_THE REQUEST_
Each line below should be retyped exactly, with no pictures.

--- DATA SUPPLIED ---

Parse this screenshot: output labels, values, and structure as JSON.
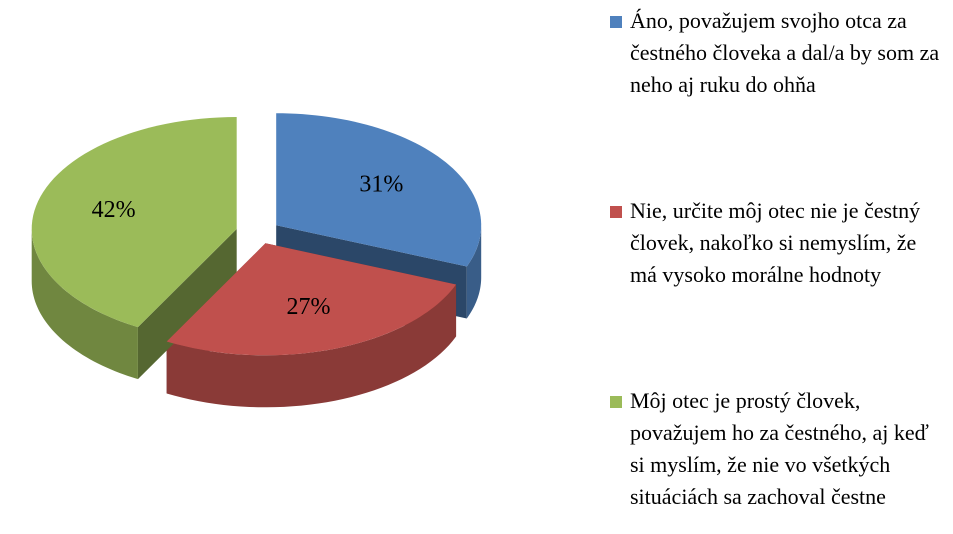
{
  "chart_data": {
    "type": "pie",
    "categories": [
      "Áno, považujem svojho otca za čestného človeka a dal/a by som za neho aj ruku do ohňa",
      "Nie, určite môj otec nie je čestný človek, nakoľko si nemyslím, že má vysoko morálne hodnoty",
      "Môj otec je prostý človek, považujem ho za čestného, aj keď si myslím, že nie vo všetkých situáciách sa zachoval čestne"
    ],
    "values": [
      31,
      27,
      42
    ],
    "value_labels": [
      "31%",
      "27%",
      "42%"
    ],
    "colors": [
      "#4f81bd",
      "#c0504d",
      "#9bbb59"
    ],
    "legend": "right"
  }
}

---

_TASK RESPONSE_
Parse this screenshot: output labels, values, and structure as JSON.
{
  "chart_data": {
    "type": "pie",
    "categories": [
      "Áno, považujem svojho otca za čestného človeka a dal/a by som za neho aj ruku do ohňa",
      "Nie, určite môj otec nie je čestný človek, nakoľko si nemyslím, že má vysoko morálne hodnoty",
      "Môj otec je prostý človek, považujem ho za čestného, aj keď si myslím, že nie vo všetkých situáciách sa zachoval čestne"
    ],
    "values": [
      31,
      27,
      42
    ],
    "value_labels": [
      "31%",
      "27%",
      "42%"
    ],
    "colors": [
      "#4f81bd",
      "#c0504d",
      "#9bbb59"
    ],
    "legend": "right"
  }
}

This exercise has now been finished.